(Directive):
From the entries that follow, extract each line holding the string "this".

___ Data for processing ___

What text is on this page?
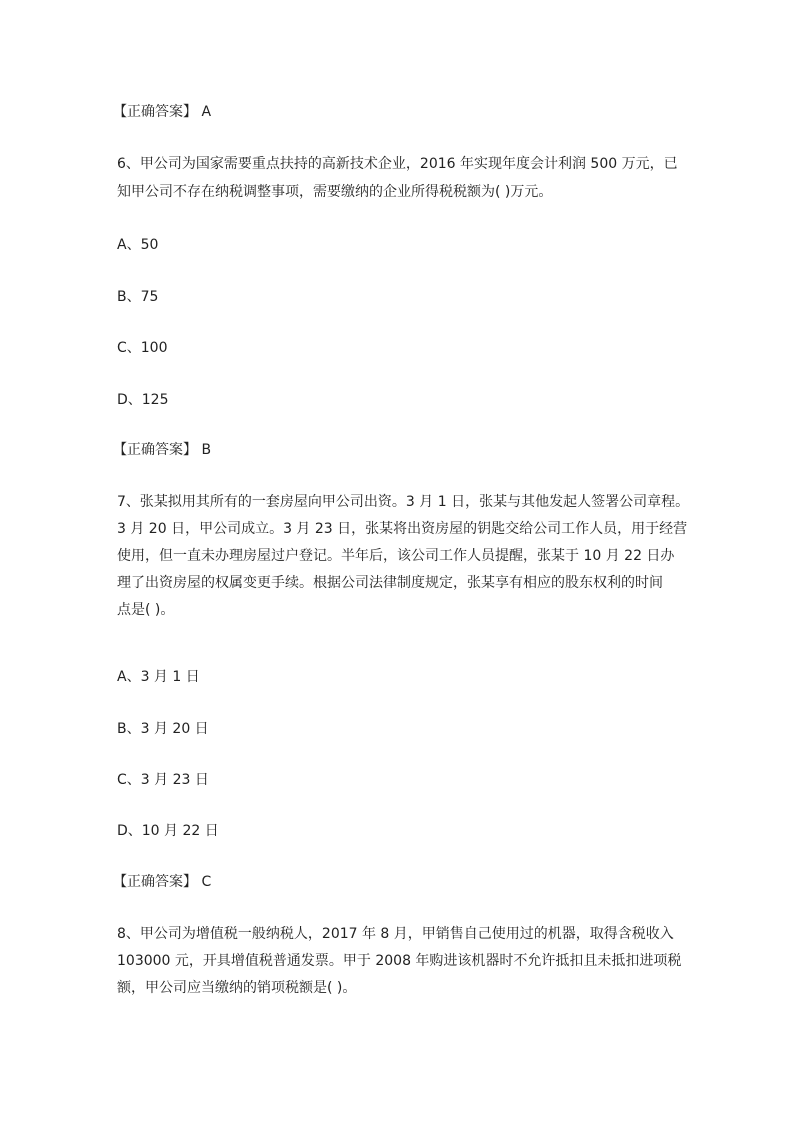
【正确答案】 A
6、甲公司为国家需要重点扶持的高新技术企业，2016 年实现年度会计利润 500 万元，已
知甲公司不存在纳税调整事项，需要缴纳的企业所得税税额为( )万元。
A、50
B、75
C、100
D、125
【正确答案】 B
7、张某拟用其所有的一套房屋向甲公司出资。3 月 1 日，张某与其他发起人签署公司章程。
3 月 20 日，甲公司成立。3 月 23 日，张某将出资房屋的钥匙交给公司工作人员，用于经营
使用，但一直未办理房屋过户登记。半年后，该公司工作人员提醒，张某于 10 月 22 日办
理了出资房屋的权属变更手续。根据公司法律制度规定，张某享有相应的股东权利的时间
点是( )。
A、3 月 1 日
B、3 月 20 日
C、3 月 23 日
D、10 月 22 日
【正确答案】 C
8、甲公司为增值税一般纳税人，2017 年 8 月，甲销售自己使用过的机器，取得含税收入
103000 元，开具增值税普通发票。甲于 2008 年购进该机器时不允许抵扣且未抵扣进项税
额，甲公司应当缴纳的销项税额是( )。
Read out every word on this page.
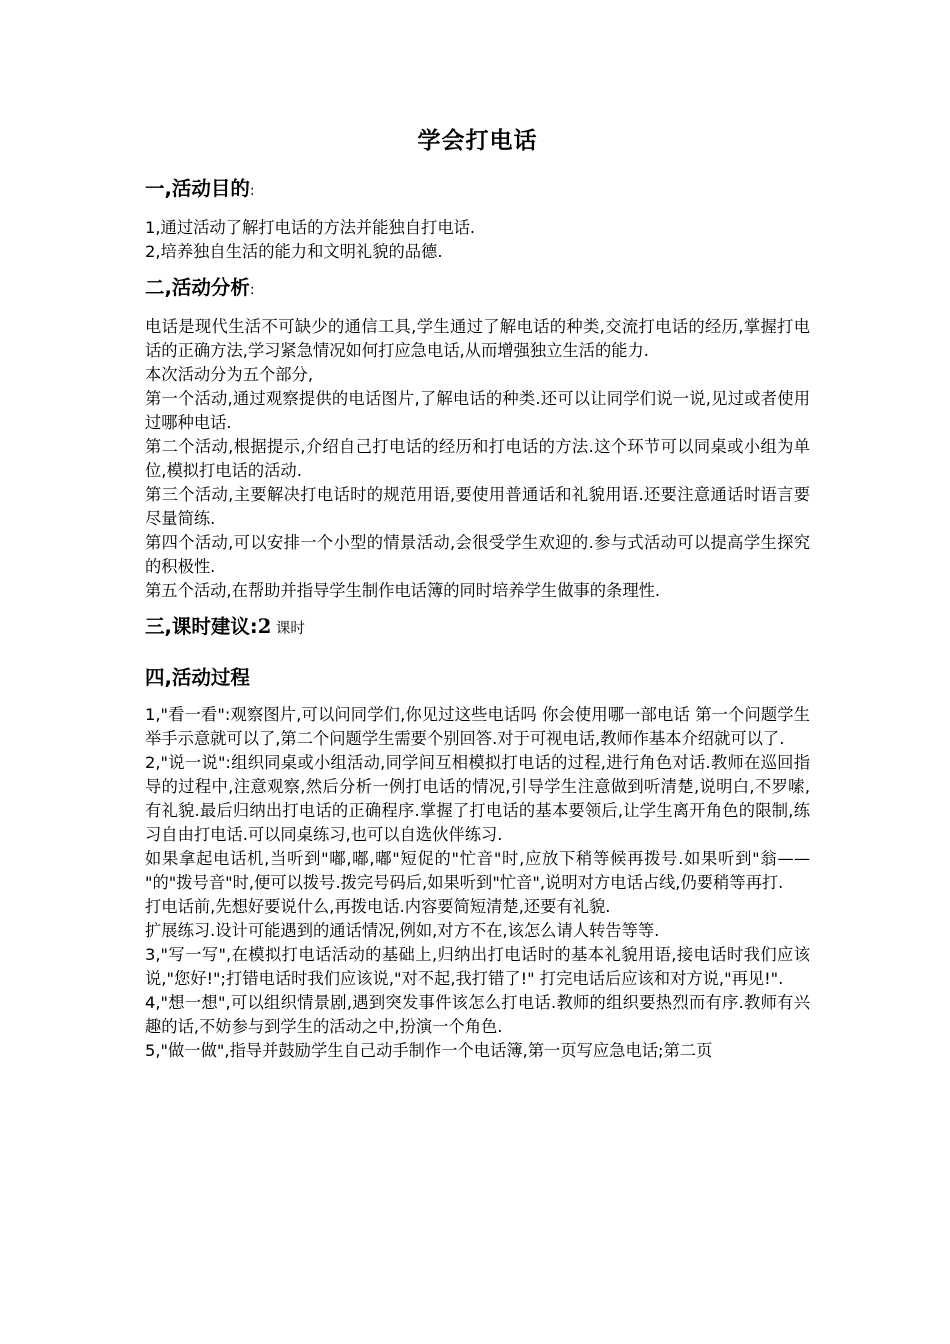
学会打电话
一,活动目的:

1,通过活动了解打电话的方法并能独自打电话.

2,培养独自生活的能力和文明礼貌的品德.

二,活动分析:

电话是现代生活不可缺少的通信工具,学生通过了解电话的种类,交流打电话的经历,掌握打电话的正确方法,学习紧急情况如何打应急电话,从而增强独立生活的能力.

本次活动分为五个部分,

第一个活动,通过观察提供的电话图片,了解电话的种类.还可以让同学们说一说,见过或者使用过哪种电话.

第二个活动,根据提示,介绍自己打电话的经历和打电话的方法.这个环节可以同桌或小组为单位,模拟打电话的活动.

第三个活动,主要解决打电话时的规范用语,要使用普通话和礼貌用语.还要注意通话时语言要尽量简练.

第四个活动,可以安排一个小型的情景活动,会很受学生欢迎的.参与式活动可以提高学生探究的积极性.

第五个活动,在帮助并指导学生制作电话簿的同时培养学生做事的条理性.

三,课时建议:2 课时
四,活动过程

1,"看一看":观察图片,可以问同学们,你见过这些电话吗 你会使用哪一部电话 第一个问题学生举手示意就可以了,第二个问题学生需要个别回答.对于可视电话,教师作基本介绍就可以了.

2,"说一说":组织同桌或小组活动,同学间互相模拟打电话的过程,进行角色对话.教师在巡回指导的过程中,注意观察,然后分析一例打电话的情况,引导学生注意做到听清楚,说明白,不罗嗦,有礼貌.最后归纳出打电话的正确程序.掌握了打电话的基本要领后,让学生离开角色的限制,练习自由打电话.可以同桌练习,也可以自选伙伴练习.

如果拿起电话机,当听到"嘟,嘟,嘟"短促的"忙音"时,应放下稍等候再拨号.如果听到"翁—— "的"拨号音"时,便可以拨号.拨完号码后,如果听到"忙音",说明对方电话占线,仍要稍等再打.

打电话前,先想好要说什么,再拨电话.内容要简短清楚,还要有礼貌.

扩展练习.设计可能遇到的通话情况,例如,对方不在,该怎么请人转告等等.

3,"写一写",在模拟打电话活动的基础上,归纳出打电话时的基本礼貌用语,接电话时我们应该说,"您好!";打错电话时我们应该说,"对不起,我打错了!" 打完电话后应该和对方说,"再见!".

4,"想一想",可以组织情景剧,遇到突发事件该怎么打电话.教师的组织要热烈而有序.教师有兴趣的话,不妨参与到学生的活动之中,扮演一个角色.

5,"做一做",指导并鼓励学生自己动手制作一个电话簿,第一页写应急电话;第二页
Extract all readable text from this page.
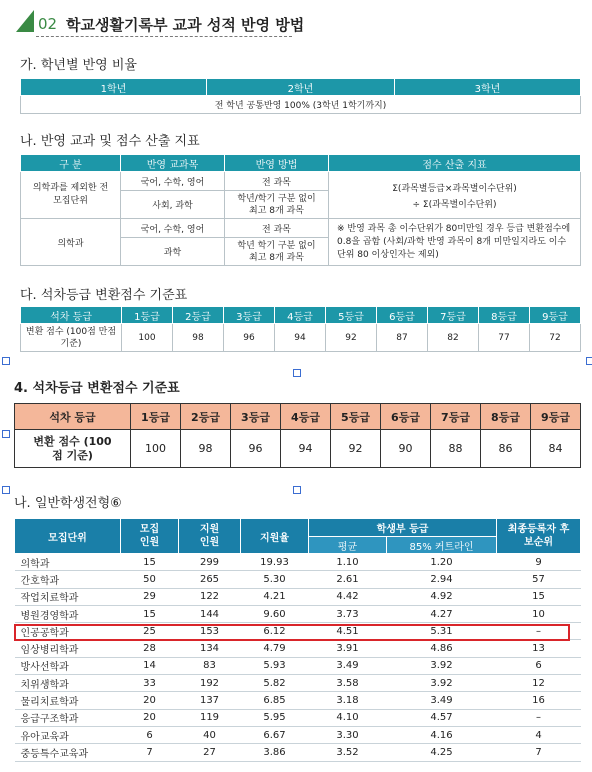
02 학교생활기록부 교과 성적 반영 방법
가. 학년별 반영 비율
1학년	2학년	3학년
전 학년 공통반영 100% (3학년 1학기까지)
나. 반영 교과 및 점수 산출 지표
구 분	반영 교과목	반영 방법	점수 산출 지표
의학과를 제외한 전 모집단위	국어, 수학, 영어	전 과목	Σ(과목별등급×과목별이수단위)
÷ Σ(과목별이수단위)

	사회, 과학	학년/학기 구분 없이 최고 8개 과목	
의학과	국어, 수학, 영어	전 과목	※ 반영 과목 총 이수단위가 80미만일 경우 등급 변환점수에 0.8을 곱함 (사회/과학 반영 과목이 8개 미만일지라도 이수 단위 80 이상인자는 제외)
	과학	학년 학기 구분 없이 최고 8개 과목	
다. 석차등급 변환점수 기준표
석차 등급	1등급	2등급	3등급	4등급	5등급	6등급	7등급	8등급	9등급
변환 점수 (100점 만점 기준)	100	98	96	94	92	87	82	77	72
4. 석차등급 변환점수 기준표
석차 등급	1등급	2등급	3등급	4등급	5등급	6등급	7등급	8등급	9등급
변환 점수 (100점 기준)	100	98	96	94	92	90	88	86	84
나. 일반학생전형⑥
모집단위	모집 인원	지원 인원	지원율	학생부 등급		최종등록자 후보순위
				평균	85% 커트라인	
의학과	15	299	19.93	1.10	1.20	9
간호학과	50	265	5.30	2.61	2.94	57
작업치료학과	29	122	4.21	4.42	4.92	15
병원경영학과	15	144	9.60	3.73	4.27	10
인공공학과	25	153	6.12	4.51	5.31	–
임상병리학과	28	134	4.79	3.91	4.86	13
방사선학과	14	83	5.93	3.49	3.92	6
치위생학과	33	192	5.82	3.58	3.92	12
물리치료학과	20	137	6.85	3.18	3.49	16
응급구조학과	20	119	5.95	4.10	4.57	–
유아교육과	6	40	6.67	3.30	4.16	4
중등특수교육과	7	27	3.86	3.52	4.25	7
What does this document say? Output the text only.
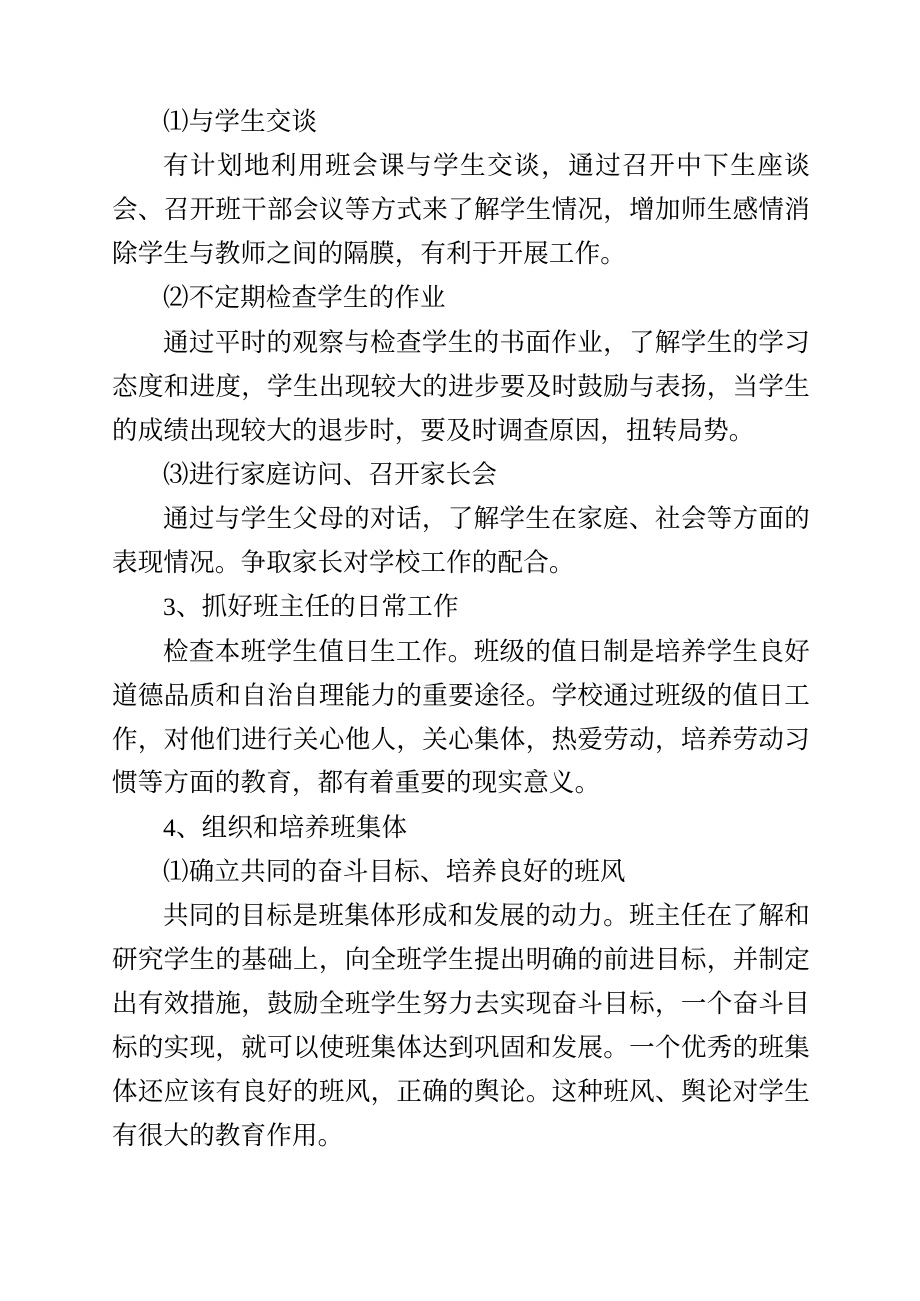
⑴与学生交谈

有计划地利用班会课与学生交谈，通过召开中下生座谈会、召开班干部会议等方式来了解学生情况，增加师生感情消除学生与教师之间的隔膜，有利于开展工作。

⑵不定期检查学生的作业

通过平时的观察与检查学生的书面作业，了解学生的学习态度和进度，学生出现较大的进步要及时鼓励与表扬，当学生的成绩出现较大的退步时，要及时调查原因，扭转局势。

⑶进行家庭访问、召开家长会

通过与学生父母的对话，了解学生在家庭、社会等方面的表现情况。争取家长对学校工作的配合。

3、抓好班主任的日常工作

检查本班学生值日生工作。班级的值日制是培养学生良好道德品质和自治自理能力的重要途径。学校通过班级的值日工作，对他们进行关心他人，关心集体，热爱劳动，培养劳动习惯等方面的教育，都有着重要的现实意义。

4、组织和培养班集体

⑴确立共同的奋斗目标、培养良好的班风

共同的目标是班集体形成和发展的动力。班主任在了解和研究学生的基础上，向全班学生提出明确的前进目标，并制定出有效措施，鼓励全班学生努力去实现奋斗目标，一个奋斗目标的实现，就可以使班集体达到巩固和发展。一个优秀的班集体还应该有良好的班风，正确的舆论。这种班风、舆论对学生有很大的教育作用。
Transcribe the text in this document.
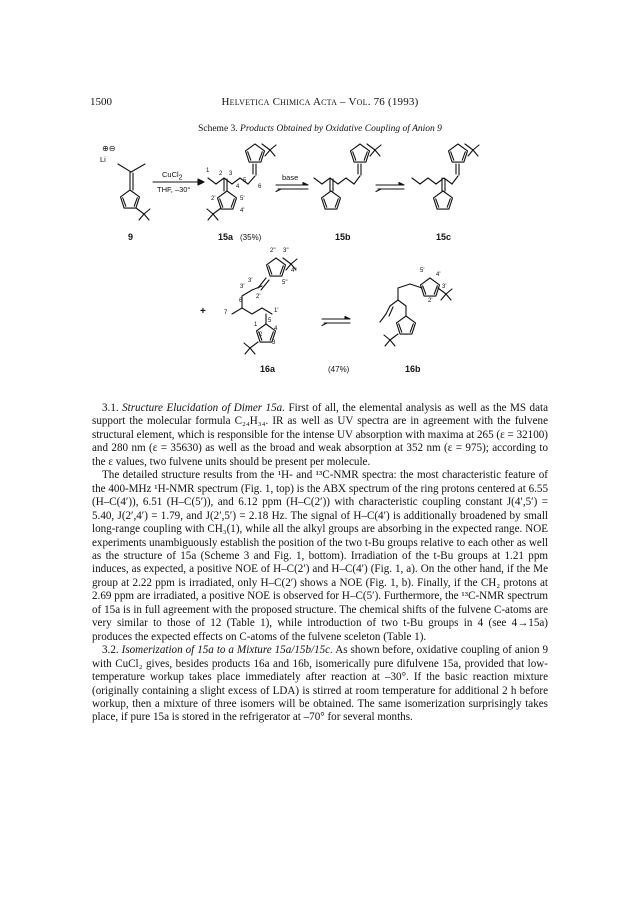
1500	Helvetica Chimica Acta – Vol. 76 (1993)
Scheme 3. Products Obtained by Oxidative Coupling of Anion 9
⊕⊖
Li
CuCl$_2$
THF, –30°
base
1 2 3
4
5
6
2'	5'
4'
9	15a (35%)	15b	15c
+	7
6
1
2
3
4
5
1'
2'
3'
2'' 3''
4''
5''
3'
5'
4'
3'
2'
16a	(47%)	16b

3.1. Structure Elucidation of Dimer 15a. First of all, the elemental analysis as well as the MS data support the molecular formula C₂₄H₃₄. IR as well as UV spectra are in agreement with the fulvene structural element, which is responsible for the intense UV absorption with maxima at 265 (ε = 32100) and 280 nm (ε = 35630) as well as the broad and weak absorption at 352 nm (ε = 975); according to the ε values, two fulvene units should be present per molecule.

The detailed structure results from the ¹H- and ¹³C-NMR spectra: the most characteristic feature of the 400-MHz ¹H-NMR spectrum (Fig. 1, top) is the ABX spectrum of the ring protons centered at 6.55 (H–C(4′)), 6.51 (H–C(5′)), and 6.12 ppm (H–C(2′)) with characteristic coupling constant J(4′,5′) = 5.40, J(2′,4′) = 1.79, and J(2′,5′) = 2.18 Hz. The signal of H–C(4′) is additionally broadened by small long-range coupling with CH₃(1), while all the alkyl groups are absorbing in the expected range. NOE experiments unambiguously establish the position of the two t-Bu groups relative to each other as well as the structure of 15a (Scheme 3 and Fig. 1, bottom). Irradiation of the t-Bu groups at 1.21 ppm induces, as expected, a positive NOE of H–C(2′) and H–C(4′) (Fig. 1, a). On the other hand, if the Me group at 2.22 ppm is irradiated, only H–C(2′) shows a NOE (Fig. 1, b). Finally, if the CH₂ protons at 2.69 ppm are irradiated, a positive NOE is observed for H–C(5′). Furthermore, the ¹³C-NMR spectrum of 15a is in full agreement with the proposed structure. The chemical shifts of the fulvene C-atoms are very similar to those of 12 (Table 1), while introduction of two t-Bu groups in 4 (see 4→15a) produces the expected effects on C-atoms of the fulvene sceleton (Table 1).

3.2. Isomerization of 15a to a Mixture 15a/15b/15c. As shown before, oxidative coupling of anion 9 with CuCl₂ gives, besides products 16a and 16b, isomerically pure difulvene 15a, provided that low-temperature workup takes place immediately after reaction at –30°. If the basic reaction mixture (originally containing a slight excess of LDA) is stirred at room temperature for additional 2 h before workup, then a mixture of three isomers will be obtained. The same isomerization surprisingly takes place, if pure 15a is stored in the refrigerator at –70° for several months.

___

(Task solution):
What text is on this page?
Read out every word on this page.
Extract all readable text from this page.
What does this document say? Output the text only.
Transcribe the text in this document.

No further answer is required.